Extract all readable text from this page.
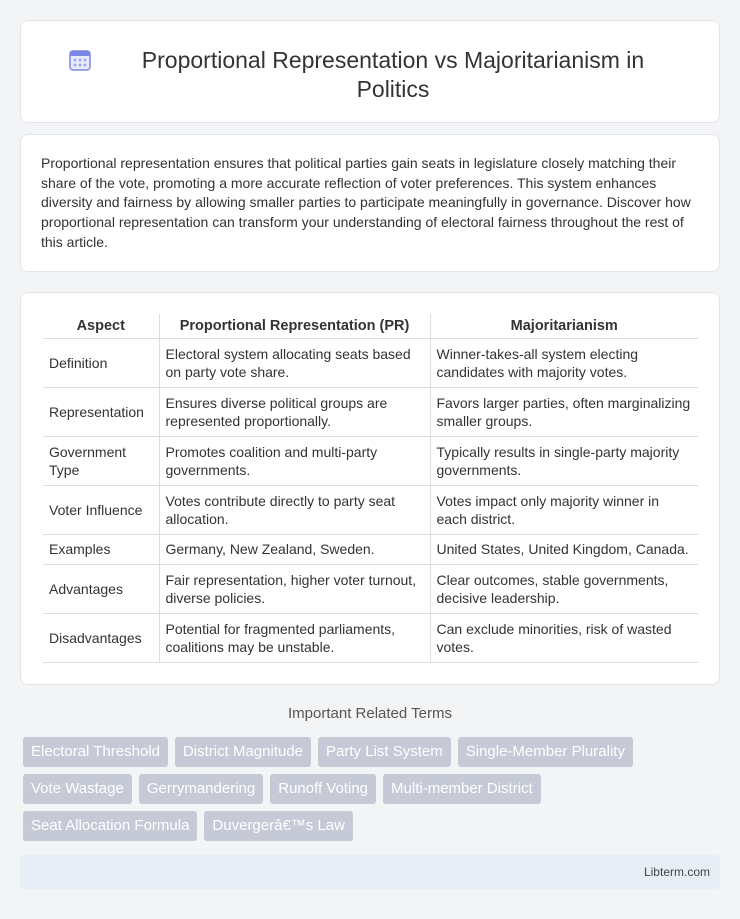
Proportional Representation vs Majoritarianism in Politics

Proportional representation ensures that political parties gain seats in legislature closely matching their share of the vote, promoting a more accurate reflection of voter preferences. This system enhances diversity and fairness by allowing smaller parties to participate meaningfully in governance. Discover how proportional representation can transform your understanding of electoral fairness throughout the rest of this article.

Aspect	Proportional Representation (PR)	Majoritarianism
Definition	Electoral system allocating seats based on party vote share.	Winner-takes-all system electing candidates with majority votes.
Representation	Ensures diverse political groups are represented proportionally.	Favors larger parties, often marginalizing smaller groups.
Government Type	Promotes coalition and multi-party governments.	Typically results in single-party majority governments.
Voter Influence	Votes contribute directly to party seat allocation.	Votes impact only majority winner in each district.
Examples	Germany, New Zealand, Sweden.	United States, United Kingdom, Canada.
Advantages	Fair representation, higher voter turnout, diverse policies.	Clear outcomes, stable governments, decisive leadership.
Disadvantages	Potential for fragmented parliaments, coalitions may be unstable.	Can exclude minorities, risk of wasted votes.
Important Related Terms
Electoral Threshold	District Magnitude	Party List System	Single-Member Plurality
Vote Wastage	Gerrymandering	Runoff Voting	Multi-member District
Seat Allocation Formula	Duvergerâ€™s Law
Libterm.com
========
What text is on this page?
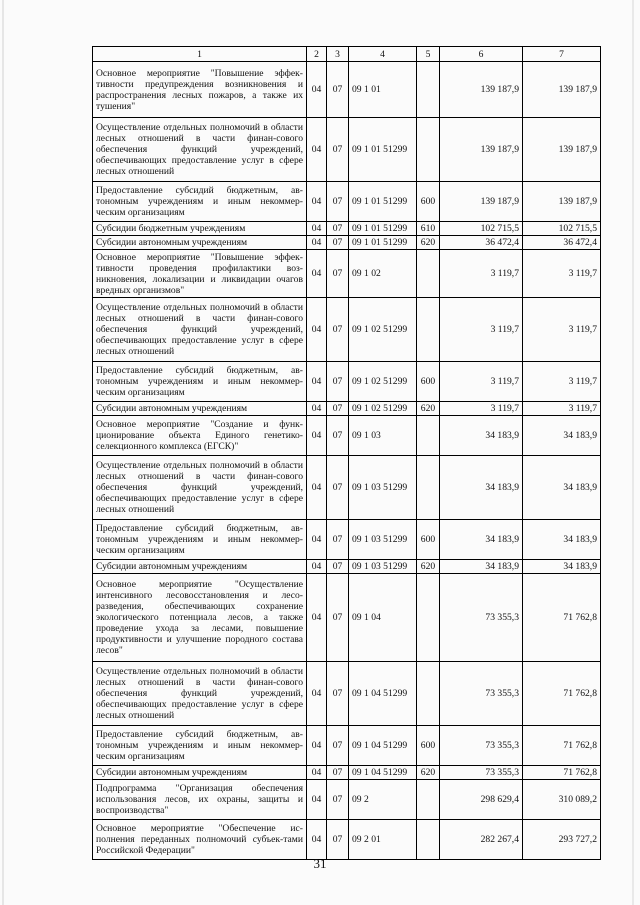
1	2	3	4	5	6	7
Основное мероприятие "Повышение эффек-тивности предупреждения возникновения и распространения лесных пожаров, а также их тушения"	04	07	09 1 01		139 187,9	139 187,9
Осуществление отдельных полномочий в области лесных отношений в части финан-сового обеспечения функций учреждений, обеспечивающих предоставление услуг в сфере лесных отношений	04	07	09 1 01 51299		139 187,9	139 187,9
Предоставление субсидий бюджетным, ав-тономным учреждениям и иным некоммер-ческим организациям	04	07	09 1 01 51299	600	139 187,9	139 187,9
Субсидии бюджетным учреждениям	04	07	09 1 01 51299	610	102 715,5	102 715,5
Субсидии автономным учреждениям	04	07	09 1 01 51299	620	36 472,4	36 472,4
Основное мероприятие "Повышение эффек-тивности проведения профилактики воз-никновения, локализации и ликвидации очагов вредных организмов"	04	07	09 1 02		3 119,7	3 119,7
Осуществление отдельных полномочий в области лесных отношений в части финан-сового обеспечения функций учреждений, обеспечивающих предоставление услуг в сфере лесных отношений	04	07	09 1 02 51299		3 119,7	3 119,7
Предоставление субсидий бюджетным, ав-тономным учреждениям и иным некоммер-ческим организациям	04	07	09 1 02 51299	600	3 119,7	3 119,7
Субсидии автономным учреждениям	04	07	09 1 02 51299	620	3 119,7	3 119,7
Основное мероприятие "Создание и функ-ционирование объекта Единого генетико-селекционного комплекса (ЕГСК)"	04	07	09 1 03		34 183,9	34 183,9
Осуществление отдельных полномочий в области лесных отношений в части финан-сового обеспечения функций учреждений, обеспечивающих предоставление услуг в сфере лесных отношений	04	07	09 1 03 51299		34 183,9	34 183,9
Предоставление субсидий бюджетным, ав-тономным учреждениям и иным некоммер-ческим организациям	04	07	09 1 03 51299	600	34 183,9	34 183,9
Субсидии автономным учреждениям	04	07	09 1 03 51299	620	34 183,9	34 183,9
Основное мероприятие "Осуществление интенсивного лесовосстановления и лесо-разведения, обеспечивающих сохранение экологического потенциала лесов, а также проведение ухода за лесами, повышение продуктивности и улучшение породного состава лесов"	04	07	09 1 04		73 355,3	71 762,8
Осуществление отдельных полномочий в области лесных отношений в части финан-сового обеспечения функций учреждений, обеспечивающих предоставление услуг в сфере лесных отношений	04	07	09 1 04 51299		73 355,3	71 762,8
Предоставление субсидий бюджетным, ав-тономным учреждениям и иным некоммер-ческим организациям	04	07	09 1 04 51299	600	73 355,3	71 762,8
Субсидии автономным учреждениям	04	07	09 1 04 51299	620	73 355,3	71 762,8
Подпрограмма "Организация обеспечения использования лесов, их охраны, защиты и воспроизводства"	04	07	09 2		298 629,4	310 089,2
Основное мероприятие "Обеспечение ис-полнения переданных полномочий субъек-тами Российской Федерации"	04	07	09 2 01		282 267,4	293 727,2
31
========
## YOUR OBJECTIVE
Out of the records, collect only those lines that contain the string "автономным".

## ANSWER TO THIS PROBLEM
Субсидии автономным учреждениям	04	07	09 1 01 51299	620	36 472,4	36 472,4
Субсидии автономным учреждениям	04	07	09 1 02 51299	620	3 119,7	3 119,7
Субсидии автономным учреждениям	04	07	09 1 03 51299	620	34 183,9	34 183,9
Субсидии автономным учреждениям	04	07	09 1 04 51299	620	73 355,3	71 762,8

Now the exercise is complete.